[Figure data in JSON]
****

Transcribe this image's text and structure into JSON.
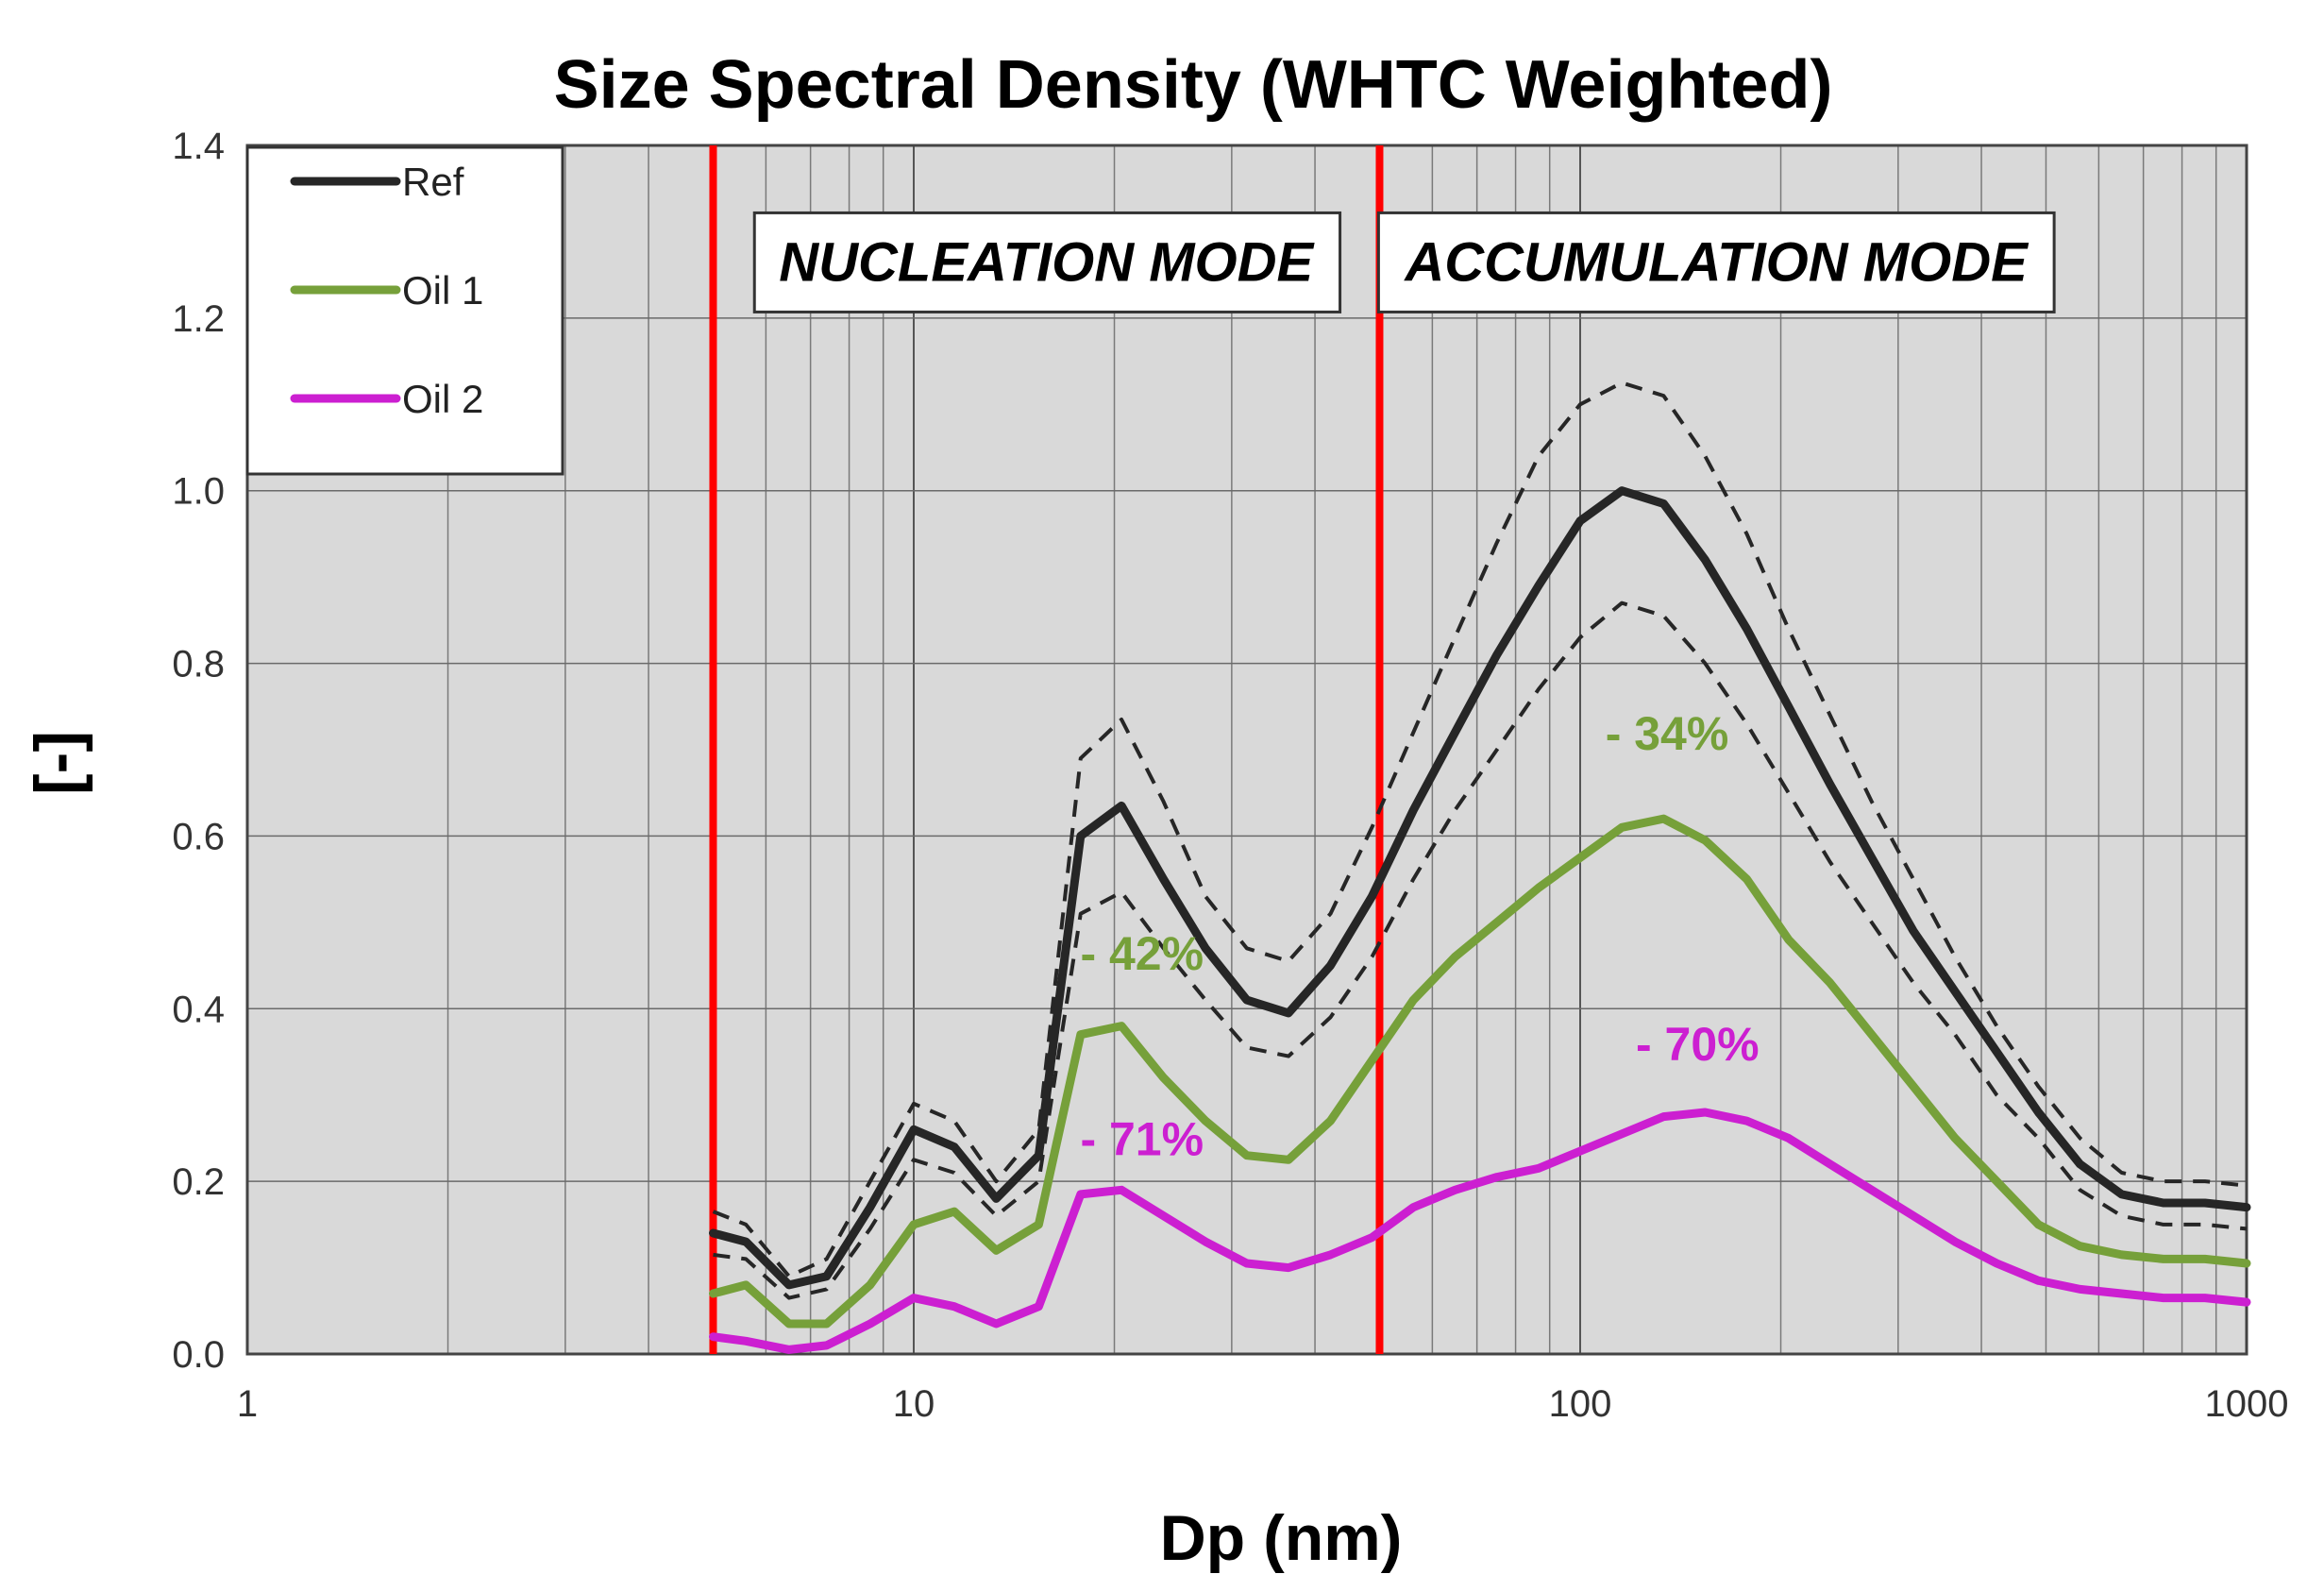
{
  "chart_data": {
    "type": "line",
    "title": "Size Spectral Density  (WHTC Weighted)",
    "xlabel": "Dp (nm)",
    "ylabel": "[-]",
    "xscale": "log",
    "xlim": [
      1,
      1000
    ],
    "ylim": [
      0,
      1.4
    ],
    "x_ticks": [
      1,
      10,
      100,
      1000
    ],
    "x_tick_labels": [
      "1",
      "10",
      "100",
      "1000"
    ],
    "y_ticks": [
      0,
      0.2,
      0.4,
      0.6,
      0.8,
      1.0,
      1.2,
      1.4
    ],
    "y_tick_labels": [
      "0.0",
      "0.2",
      "0.4",
      "0.6",
      "0.8",
      "1.0",
      "1.2",
      "1.4"
    ],
    "grid": true,
    "background": "#d9d9d9",
    "legend_position": "top-left",
    "x": [
      5.0,
      5.6,
      6.5,
      7.4,
      8.6,
      10.0,
      11.5,
      13.3,
      15.4,
      17.8,
      20.5,
      23.7,
      27.4,
      31.6,
      36.5,
      42.2,
      48.7,
      56.2,
      64.9,
      75.0,
      86.6,
      100,
      115.5,
      133.4,
      154,
      177.8,
      205.4,
      237.1,
      273.8,
      316.2,
      365.2,
      421.7,
      487,
      562.3,
      649.4,
      749.9,
      866,
      1000
    ],
    "series": [
      {
        "name": "Ref",
        "color": "#262626",
        "legend": true,
        "values": [
          0.14,
          0.13,
          0.08,
          0.09,
          0.17,
          0.26,
          0.24,
          0.18,
          0.23,
          0.6,
          0.635,
          0.55,
          0.47,
          0.41,
          0.395,
          0.45,
          0.53,
          0.63,
          0.72,
          0.81,
          0.89,
          0.965,
          1.0,
          0.985,
          0.92,
          0.84,
          0.75,
          0.66,
          0.575,
          0.49,
          0.42,
          0.35,
          0.28,
          0.22,
          0.185,
          0.175,
          0.175,
          0.17
        ]
      },
      {
        "name": "Ref upper bound",
        "color": "#262626",
        "dashed": true,
        "legend": false,
        "values": [
          0.165,
          0.15,
          0.09,
          0.11,
          0.2,
          0.29,
          0.27,
          0.2,
          0.26,
          0.69,
          0.735,
          0.64,
          0.53,
          0.47,
          0.455,
          0.51,
          0.61,
          0.72,
          0.83,
          0.94,
          1.04,
          1.1,
          1.125,
          1.11,
          1.04,
          0.95,
          0.84,
          0.74,
          0.64,
          0.55,
          0.46,
          0.38,
          0.31,
          0.25,
          0.21,
          0.2,
          0.2,
          0.195
        ]
      },
      {
        "name": "Ref lower bound",
        "color": "#262626",
        "dashed": true,
        "legend": false,
        "values": [
          0.115,
          0.11,
          0.065,
          0.075,
          0.145,
          0.225,
          0.21,
          0.16,
          0.2,
          0.51,
          0.535,
          0.47,
          0.41,
          0.355,
          0.345,
          0.39,
          0.46,
          0.55,
          0.63,
          0.7,
          0.77,
          0.83,
          0.87,
          0.855,
          0.8,
          0.73,
          0.65,
          0.57,
          0.5,
          0.43,
          0.37,
          0.3,
          0.25,
          0.19,
          0.16,
          0.15,
          0.15,
          0.145
        ]
      },
      {
        "name": "Oil 1",
        "color": "#76a03a",
        "legend": true,
        "values": [
          0.07,
          0.08,
          0.035,
          0.035,
          0.08,
          0.15,
          0.165,
          0.12,
          0.15,
          0.37,
          0.38,
          0.32,
          0.27,
          0.23,
          0.225,
          0.27,
          0.34,
          0.41,
          0.46,
          0.5,
          0.54,
          0.575,
          0.61,
          0.62,
          0.595,
          0.55,
          0.48,
          0.43,
          0.37,
          0.31,
          0.25,
          0.2,
          0.15,
          0.125,
          0.115,
          0.11,
          0.11,
          0.105
        ]
      },
      {
        "name": "Oil 2",
        "color": "#cc1fd1",
        "legend": true,
        "values": [
          0.02,
          0.015,
          0.005,
          0.01,
          0.035,
          0.065,
          0.055,
          0.035,
          0.055,
          0.185,
          0.19,
          0.16,
          0.13,
          0.105,
          0.1,
          0.115,
          0.135,
          0.17,
          0.19,
          0.205,
          0.215,
          0.235,
          0.255,
          0.275,
          0.28,
          0.27,
          0.25,
          0.22,
          0.19,
          0.16,
          0.13,
          0.105,
          0.085,
          0.075,
          0.07,
          0.065,
          0.065,
          0.06
        ]
      }
    ],
    "vertical_lines": [
      {
        "x": 5,
        "color": "#ff0000"
      },
      {
        "x": 50,
        "color": "#ff0000"
      }
    ],
    "mode_labels": [
      {
        "text": "NUCLEATION MODE",
        "x_center": 15.8,
        "y": 1.265
      },
      {
        "text": "ACCUMULATION MODE",
        "x_center": 160,
        "y": 1.265
      }
    ],
    "annotations": [
      {
        "text": "- 42%",
        "x": 22,
        "y": 0.445,
        "color": "#76a03a"
      },
      {
        "text": "- 71%",
        "x": 22,
        "y": 0.23,
        "color": "#cc1fd1"
      },
      {
        "text": "- 34%",
        "x": 135,
        "y": 0.7,
        "color": "#76a03a"
      },
      {
        "text": "- 70%",
        "x": 150,
        "y": 0.34,
        "color": "#cc1fd1"
      }
    ]
  }
}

****

SET PROBLEM: Write out the material above once more, exactly as it reads, with no pictures.

COMPLETE ANSWER:
Transcribe this image's text and structure into JSON.
{
  "chart_data": {
    "type": "line",
    "title": "Size Spectral Density  (WHTC Weighted)",
    "xlabel": "Dp (nm)",
    "ylabel": "[-]",
    "xscale": "log",
    "xlim": [
      1,
      1000
    ],
    "ylim": [
      0,
      1.4
    ],
    "x_ticks": [
      1,
      10,
      100,
      1000
    ],
    "x_tick_labels": [
      "1",
      "10",
      "100",
      "1000"
    ],
    "y_ticks": [
      0,
      0.2,
      0.4,
      0.6,
      0.8,
      1.0,
      1.2,
      1.4
    ],
    "y_tick_labels": [
      "0.0",
      "0.2",
      "0.4",
      "0.6",
      "0.8",
      "1.0",
      "1.2",
      "1.4"
    ],
    "grid": true,
    "background": "#d9d9d9",
    "legend_position": "top-left",
    "x": [
      5.0,
      5.6,
      6.5,
      7.4,
      8.6,
      10.0,
      11.5,
      13.3,
      15.4,
      17.8,
      20.5,
      23.7,
      27.4,
      31.6,
      36.5,
      42.2,
      48.7,
      56.2,
      64.9,
      75.0,
      86.6,
      100,
      115.5,
      133.4,
      154,
      177.8,
      205.4,
      237.1,
      273.8,
      316.2,
      365.2,
      421.7,
      487,
      562.3,
      649.4,
      749.9,
      866,
      1000
    ],
    "series": [
      {
        "name": "Ref",
        "color": "#262626",
        "legend": true,
        "values": [
          0.14,
          0.13,
          0.08,
          0.09,
          0.17,
          0.26,
          0.24,
          0.18,
          0.23,
          0.6,
          0.635,
          0.55,
          0.47,
          0.41,
          0.395,
          0.45,
          0.53,
          0.63,
          0.72,
          0.81,
          0.89,
          0.965,
          1.0,
          0.985,
          0.92,
          0.84,
          0.75,
          0.66,
          0.575,
          0.49,
          0.42,
          0.35,
          0.28,
          0.22,
          0.185,
          0.175,
          0.175,
          0.17
        ]
      },
      {
        "name": "Ref upper bound",
        "color": "#262626",
        "dashed": true,
        "legend": false,
        "values": [
          0.165,
          0.15,
          0.09,
          0.11,
          0.2,
          0.29,
          0.27,
          0.2,
          0.26,
          0.69,
          0.735,
          0.64,
          0.53,
          0.47,
          0.455,
          0.51,
          0.61,
          0.72,
          0.83,
          0.94,
          1.04,
          1.1,
          1.125,
          1.11,
          1.04,
          0.95,
          0.84,
          0.74,
          0.64,
          0.55,
          0.46,
          0.38,
          0.31,
          0.25,
          0.21,
          0.2,
          0.2,
          0.195
        ]
      },
      {
        "name": "Ref lower bound",
        "color": "#262626",
        "dashed": true,
        "legend": false,
        "values": [
          0.115,
          0.11,
          0.065,
          0.075,
          0.145,
          0.225,
          0.21,
          0.16,
          0.2,
          0.51,
          0.535,
          0.47,
          0.41,
          0.355,
          0.345,
          0.39,
          0.46,
          0.55,
          0.63,
          0.7,
          0.77,
          0.83,
          0.87,
          0.855,
          0.8,
          0.73,
          0.65,
          0.57,
          0.5,
          0.43,
          0.37,
          0.3,
          0.25,
          0.19,
          0.16,
          0.15,
          0.15,
          0.145
        ]
      },
      {
        "name": "Oil 1",
        "color": "#76a03a",
        "legend": true,
        "values": [
          0.07,
          0.08,
          0.035,
          0.035,
          0.08,
          0.15,
          0.165,
          0.12,
          0.15,
          0.37,
          0.38,
          0.32,
          0.27,
          0.23,
          0.225,
          0.27,
          0.34,
          0.41,
          0.46,
          0.5,
          0.54,
          0.575,
          0.61,
          0.62,
          0.595,
          0.55,
          0.48,
          0.43,
          0.37,
          0.31,
          0.25,
          0.2,
          0.15,
          0.125,
          0.115,
          0.11,
          0.11,
          0.105
        ]
      },
      {
        "name": "Oil 2",
        "color": "#cc1fd1",
        "legend": true,
        "values": [
          0.02,
          0.015,
          0.005,
          0.01,
          0.035,
          0.065,
          0.055,
          0.035,
          0.055,
          0.185,
          0.19,
          0.16,
          0.13,
          0.105,
          0.1,
          0.115,
          0.135,
          0.17,
          0.19,
          0.205,
          0.215,
          0.235,
          0.255,
          0.275,
          0.28,
          0.27,
          0.25,
          0.22,
          0.19,
          0.16,
          0.13,
          0.105,
          0.085,
          0.075,
          0.07,
          0.065,
          0.065,
          0.06
        ]
      }
    ],
    "vertical_lines": [
      {
        "x": 5,
        "color": "#ff0000"
      },
      {
        "x": 50,
        "color": "#ff0000"
      }
    ],
    "mode_labels": [
      {
        "text": "NUCLEATION MODE",
        "x_center": 15.8,
        "y": 1.265
      },
      {
        "text": "ACCUMULATION MODE",
        "x_center": 160,
        "y": 1.265
      }
    ],
    "annotations": [
      {
        "text": "- 42%",
        "x": 22,
        "y": 0.445,
        "color": "#76a03a"
      },
      {
        "text": "- 71%",
        "x": 22,
        "y": 0.23,
        "color": "#cc1fd1"
      },
      {
        "text": "- 34%",
        "x": 135,
        "y": 0.7,
        "color": "#76a03a"
      },
      {
        "text": "- 70%",
        "x": 150,
        "y": 0.34,
        "color": "#cc1fd1"
      }
    ]
  }
}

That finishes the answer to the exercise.